Return each line of the material verbatim.

# Start of The records

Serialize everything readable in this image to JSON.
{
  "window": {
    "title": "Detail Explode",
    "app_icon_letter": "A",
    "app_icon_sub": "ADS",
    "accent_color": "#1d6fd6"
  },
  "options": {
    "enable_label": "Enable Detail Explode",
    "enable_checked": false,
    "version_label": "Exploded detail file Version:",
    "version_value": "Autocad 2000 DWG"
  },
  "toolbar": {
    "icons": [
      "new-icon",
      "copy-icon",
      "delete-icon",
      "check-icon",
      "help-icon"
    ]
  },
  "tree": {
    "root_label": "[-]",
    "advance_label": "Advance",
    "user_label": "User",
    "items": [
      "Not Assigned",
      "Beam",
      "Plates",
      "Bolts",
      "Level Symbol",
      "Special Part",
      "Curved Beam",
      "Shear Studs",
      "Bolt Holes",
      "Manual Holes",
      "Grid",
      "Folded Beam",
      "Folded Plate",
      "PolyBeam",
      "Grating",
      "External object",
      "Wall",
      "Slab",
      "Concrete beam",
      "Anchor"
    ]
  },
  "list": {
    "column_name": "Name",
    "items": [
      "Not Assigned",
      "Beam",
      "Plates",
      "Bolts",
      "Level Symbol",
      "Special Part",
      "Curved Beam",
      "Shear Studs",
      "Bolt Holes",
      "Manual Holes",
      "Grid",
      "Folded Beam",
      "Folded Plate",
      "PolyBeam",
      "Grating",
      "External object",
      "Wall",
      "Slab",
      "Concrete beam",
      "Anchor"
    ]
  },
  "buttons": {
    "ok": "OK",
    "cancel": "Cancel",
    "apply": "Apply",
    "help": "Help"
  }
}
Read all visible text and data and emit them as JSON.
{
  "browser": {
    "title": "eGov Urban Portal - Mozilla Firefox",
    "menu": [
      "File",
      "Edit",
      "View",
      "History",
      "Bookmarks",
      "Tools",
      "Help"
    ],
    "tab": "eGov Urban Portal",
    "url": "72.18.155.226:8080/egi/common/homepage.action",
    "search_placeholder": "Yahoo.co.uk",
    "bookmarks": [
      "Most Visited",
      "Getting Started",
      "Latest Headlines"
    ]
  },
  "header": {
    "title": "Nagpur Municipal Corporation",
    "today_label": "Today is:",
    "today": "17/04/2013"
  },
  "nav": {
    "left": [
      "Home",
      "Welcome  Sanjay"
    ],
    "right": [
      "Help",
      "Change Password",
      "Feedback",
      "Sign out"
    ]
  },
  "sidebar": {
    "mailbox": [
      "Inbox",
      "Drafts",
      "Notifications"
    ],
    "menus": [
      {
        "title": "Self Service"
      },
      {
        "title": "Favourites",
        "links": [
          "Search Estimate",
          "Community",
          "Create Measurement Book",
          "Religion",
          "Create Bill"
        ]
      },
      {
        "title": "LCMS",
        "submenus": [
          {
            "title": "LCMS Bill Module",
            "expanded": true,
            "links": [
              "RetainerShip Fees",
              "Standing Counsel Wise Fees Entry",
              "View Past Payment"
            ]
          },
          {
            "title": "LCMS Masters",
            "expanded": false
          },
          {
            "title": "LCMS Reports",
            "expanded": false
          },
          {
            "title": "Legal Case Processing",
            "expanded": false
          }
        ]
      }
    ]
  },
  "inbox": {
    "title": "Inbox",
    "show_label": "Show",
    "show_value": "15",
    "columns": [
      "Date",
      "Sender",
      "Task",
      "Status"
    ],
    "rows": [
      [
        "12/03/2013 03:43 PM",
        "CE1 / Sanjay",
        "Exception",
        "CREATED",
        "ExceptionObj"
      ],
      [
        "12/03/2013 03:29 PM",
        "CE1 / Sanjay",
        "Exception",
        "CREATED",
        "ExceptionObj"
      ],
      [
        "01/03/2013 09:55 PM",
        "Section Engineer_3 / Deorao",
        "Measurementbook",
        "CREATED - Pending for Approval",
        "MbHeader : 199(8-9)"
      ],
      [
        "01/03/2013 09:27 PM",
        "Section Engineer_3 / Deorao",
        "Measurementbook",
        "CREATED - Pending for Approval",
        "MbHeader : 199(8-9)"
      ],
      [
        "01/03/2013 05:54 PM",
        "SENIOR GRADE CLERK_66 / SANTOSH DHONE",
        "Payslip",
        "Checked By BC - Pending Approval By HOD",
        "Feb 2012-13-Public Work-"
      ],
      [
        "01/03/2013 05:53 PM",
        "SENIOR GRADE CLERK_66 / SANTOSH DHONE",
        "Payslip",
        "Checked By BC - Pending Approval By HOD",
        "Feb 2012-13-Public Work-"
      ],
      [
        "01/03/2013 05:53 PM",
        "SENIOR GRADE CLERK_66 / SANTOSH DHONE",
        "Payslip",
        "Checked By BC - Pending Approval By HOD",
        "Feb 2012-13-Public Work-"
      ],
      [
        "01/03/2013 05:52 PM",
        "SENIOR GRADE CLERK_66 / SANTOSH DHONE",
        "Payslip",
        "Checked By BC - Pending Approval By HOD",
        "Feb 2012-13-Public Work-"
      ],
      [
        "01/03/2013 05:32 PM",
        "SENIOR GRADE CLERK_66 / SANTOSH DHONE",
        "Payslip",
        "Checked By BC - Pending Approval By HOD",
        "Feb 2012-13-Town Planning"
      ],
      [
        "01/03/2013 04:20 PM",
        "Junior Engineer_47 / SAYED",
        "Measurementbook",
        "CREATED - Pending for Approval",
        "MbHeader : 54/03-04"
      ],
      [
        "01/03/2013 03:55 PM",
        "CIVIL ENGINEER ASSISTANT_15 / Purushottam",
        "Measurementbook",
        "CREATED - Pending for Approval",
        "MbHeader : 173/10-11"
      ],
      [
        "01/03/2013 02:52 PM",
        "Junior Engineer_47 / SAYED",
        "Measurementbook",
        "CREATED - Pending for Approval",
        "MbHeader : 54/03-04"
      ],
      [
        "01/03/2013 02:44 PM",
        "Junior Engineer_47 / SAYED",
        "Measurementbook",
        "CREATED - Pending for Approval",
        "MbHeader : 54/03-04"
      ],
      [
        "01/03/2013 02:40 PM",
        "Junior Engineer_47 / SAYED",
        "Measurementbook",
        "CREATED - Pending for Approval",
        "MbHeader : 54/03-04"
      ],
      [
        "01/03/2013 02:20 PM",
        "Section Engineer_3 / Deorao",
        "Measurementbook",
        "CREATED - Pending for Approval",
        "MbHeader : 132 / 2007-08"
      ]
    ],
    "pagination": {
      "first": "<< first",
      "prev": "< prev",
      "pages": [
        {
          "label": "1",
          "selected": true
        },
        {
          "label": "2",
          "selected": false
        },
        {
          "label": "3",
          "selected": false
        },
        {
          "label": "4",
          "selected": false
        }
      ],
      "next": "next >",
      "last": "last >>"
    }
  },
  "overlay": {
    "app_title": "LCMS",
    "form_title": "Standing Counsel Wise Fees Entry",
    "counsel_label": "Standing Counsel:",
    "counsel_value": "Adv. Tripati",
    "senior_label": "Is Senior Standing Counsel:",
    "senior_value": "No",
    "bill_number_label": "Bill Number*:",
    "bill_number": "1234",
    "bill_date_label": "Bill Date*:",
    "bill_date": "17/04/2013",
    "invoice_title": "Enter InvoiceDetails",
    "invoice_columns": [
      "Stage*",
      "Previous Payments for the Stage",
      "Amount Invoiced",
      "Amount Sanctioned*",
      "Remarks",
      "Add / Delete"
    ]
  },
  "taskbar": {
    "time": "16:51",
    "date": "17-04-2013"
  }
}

# End of The records

== Answer in full ==
Serialize everything readable in this image to JSON.
{
  "window": {
    "title": "Detail Explode",
    "app_icon_letter": "A",
    "app_icon_sub": "ADS",
    "accent_color": "#1d6fd6"
  },
  "options": {
    "enable_label": "Enable Detail Explode",
    "enable_checked": false,
    "version_label": "Exploded detail file Version:",
    "version_value": "Autocad 2000 DWG"
  },
  "toolbar": {
    "icons": [
      "new-icon",
      "copy-icon",
      "delete-icon",
      "check-icon",
      "help-icon"
    ]
  },
  "tree": {
    "root_label": "[-]",
    "advance_label": "Advance",
    "user_label": "User",
    "items": [
      "Not Assigned",
      "Beam",
      "Plates",
      "Bolts",
      "Level Symbol",
      "Special Part",
      "Curved Beam",
      "Shear Studs",
      "Bolt Holes",
      "Manual Holes",
      "Grid",
      "Folded Beam",
      "Folded Plate",
      "PolyBeam",
      "Grating",
      "External object",
      "Wall",
      "Slab",
      "Concrete beam",
      "Anchor"
    ]
  },
  "list": {
    "column_name": "Name",
    "items": [
      "Not Assigned",
      "Beam",
      "Plates",
      "Bolts",
      "Level Symbol",
      "Special Part",
      "Curved Beam",
      "Shear Studs",
      "Bolt Holes",
      "Manual Holes",
      "Grid",
      "Folded Beam",
      "Folded Plate",
      "PolyBeam",
      "Grating",
      "External object",
      "Wall",
      "Slab",
      "Concrete beam",
      "Anchor"
    ]
  },
  "buttons": {
    "ok": "OK",
    "cancel": "Cancel",
    "apply": "Apply",
    "help": "Help"
  }
}
Read all visible text and data and emit them as JSON.
{
  "browser": {
    "title": "eGov Urban Portal - Mozilla Firefox",
    "menu": [
      "File",
      "Edit",
      "View",
      "History",
      "Bookmarks",
      "Tools",
      "Help"
    ],
    "tab": "eGov Urban Portal",
    "url": "72.18.155.226:8080/egi/common/homepage.action",
    "search_placeholder": "Yahoo.co.uk",
    "bookmarks": [
      "Most Visited",
      "Getting Started",
      "Latest Headlines"
    ]
  },
  "header": {
    "title": "Nagpur Municipal Corporation",
    "today_label": "Today is:",
    "today": "17/04/2013"
  },
  "nav": {
    "left": [
      "Home",
      "Welcome  Sanjay"
    ],
    "right": [
      "Help",
      "Change Password",
      "Feedback",
      "Sign out"
    ]
  },
  "sidebar": {
    "mailbox": [
      "Inbox",
      "Drafts",
      "Notifications"
    ],
    "menus": [
      {
        "title": "Self Service"
      },
      {
        "title": "Favourites",
        "links": [
          "Search Estimate",
          "Community",
          "Create Measurement Book",
          "Religion",
          "Create Bill"
        ]
      },
      {
        "title": "LCMS",
        "submenus": [
          {
            "title": "LCMS Bill Module",
            "expanded": true,
            "links": [
              "RetainerShip Fees",
              "Standing Counsel Wise Fees Entry",
              "View Past Payment"
            ]
          },
          {
            "title": "LCMS Masters",
            "expanded": false
          },
          {
            "title": "LCMS Reports",
            "expanded": false
          },
          {
            "title": "Legal Case Processing",
            "expanded": false
          }
        ]
      }
    ]
  },
  "inbox": {
    "title": "Inbox",
    "show_label": "Show",
    "show_value": "15",
    "columns": [
      "Date",
      "Sender",
      "Task",
      "Status"
    ],
    "rows": [
      [
        "12/03/2013 03:43 PM",
        "CE1 / Sanjay",
        "Exception",
        "CREATED",
        "ExceptionObj"
      ],
      [
        "12/03/2013 03:29 PM",
        "CE1 / Sanjay",
        "Exception",
        "CREATED",
        "ExceptionObj"
      ],
      [
        "01/03/2013 09:55 PM",
        "Section Engineer_3 / Deorao",
        "Measurementbook",
        "CREATED - Pending for Approval",
        "MbHeader : 199(8-9)"
      ],
      [
        "01/03/2013 09:27 PM",
        "Section Engineer_3 / Deorao",
        "Measurementbook",
        "CREATED - Pending for Approval",
        "MbHeader : 199(8-9)"
      ],
      [
        "01/03/2013 05:54 PM",
        "SENIOR GRADE CLERK_66 / SANTOSH DHONE",
        "Payslip",
        "Checked By BC - Pending Approval By HOD",
        "Feb 2012-13-Public Work-"
      ],
      [
        "01/03/2013 05:53 PM",
        "SENIOR GRADE CLERK_66 / SANTOSH DHONE",
        "Payslip",
        "Checked By BC - Pending Approval By HOD",
        "Feb 2012-13-Public Work-"
      ],
      [
        "01/03/2013 05:53 PM",
        "SENIOR GRADE CLERK_66 / SANTOSH DHONE",
        "Payslip",
        "Checked By BC - Pending Approval By HOD",
        "Feb 2012-13-Public Work-"
      ],
      [
        "01/03/2013 05:52 PM",
        "SENIOR GRADE CLERK_66 / SANTOSH DHONE",
        "Payslip",
        "Checked By BC - Pending Approval By HOD",
        "Feb 2012-13-Public Work-"
      ],
      [
        "01/03/2013 05:32 PM",
        "SENIOR GRADE CLERK_66 / SANTOSH DHONE",
        "Payslip",
        "Checked By BC - Pending Approval By HOD",
        "Feb 2012-13-Town Planning"
      ],
      [
        "01/03/2013 04:20 PM",
        "Junior Engineer_47 / SAYED",
        "Measurementbook",
        "CREATED - Pending for Approval",
        "MbHeader : 54/03-04"
      ],
      [
        "01/03/2013 03:55 PM",
        "CIVIL ENGINEER ASSISTANT_15 / Purushottam",
        "Measurementbook",
        "CREATED - Pending for Approval",
        "MbHeader : 173/10-11"
      ],
      [
        "01/03/2013 02:52 PM",
        "Junior Engineer_47 / SAYED",
        "Measurementbook",
        "CREATED - Pending for Approval",
        "MbHeader : 54/03-04"
      ],
      [
        "01/03/2013 02:44 PM",
        "Junior Engineer_47 / SAYED",
        "Measurementbook",
        "CREATED - Pending for Approval",
        "MbHeader : 54/03-04"
      ],
      [
        "01/03/2013 02:40 PM",
        "Junior Engineer_47 / SAYED",
        "Measurementbook",
        "CREATED - Pending for Approval",
        "MbHeader : 54/03-04"
      ],
      [
        "01/03/2013 02:20 PM",
        "Section Engineer_3 / Deorao",
        "Measurementbook",
        "CREATED - Pending for Approval",
        "MbHeader : 132 / 2007-08"
      ]
    ],
    "pagination": {
      "first": "<< first",
      "prev": "< prev",
      "pages": [
        {
          "label": "1",
          "selected": true
        },
        {
          "label": "2",
          "selected": false
        },
        {
          "label": "3",
          "selected": false
        },
        {
          "label": "4",
          "selected": false
        }
      ],
      "next": "next >",
      "last": "last >>"
    }
  },
  "overlay": {
    "app_title": "LCMS",
    "form_title": "Standing Counsel Wise Fees Entry",
    "counsel_label": "Standing Counsel:",
    "counsel_value": "Adv. Tripati",
    "senior_label": "Is Senior Standing Counsel:",
    "senior_value": "No",
    "bill_number_label": "Bill Number*:",
    "bill_number": "1234",
    "bill_date_label": "Bill Date*:",
    "bill_date": "17/04/2013",
    "invoice_title": "Enter InvoiceDetails",
    "invoice_columns": [
      "Stage*",
      "Previous Payments for the Stage",
      "Amount Invoiced",
      "Amount Sanctioned*",
      "Remarks",
      "Add / Delete"
    ]
  },
  "taskbar": {
    "time": "16:51",
    "date": "17-04-2013"
  }
}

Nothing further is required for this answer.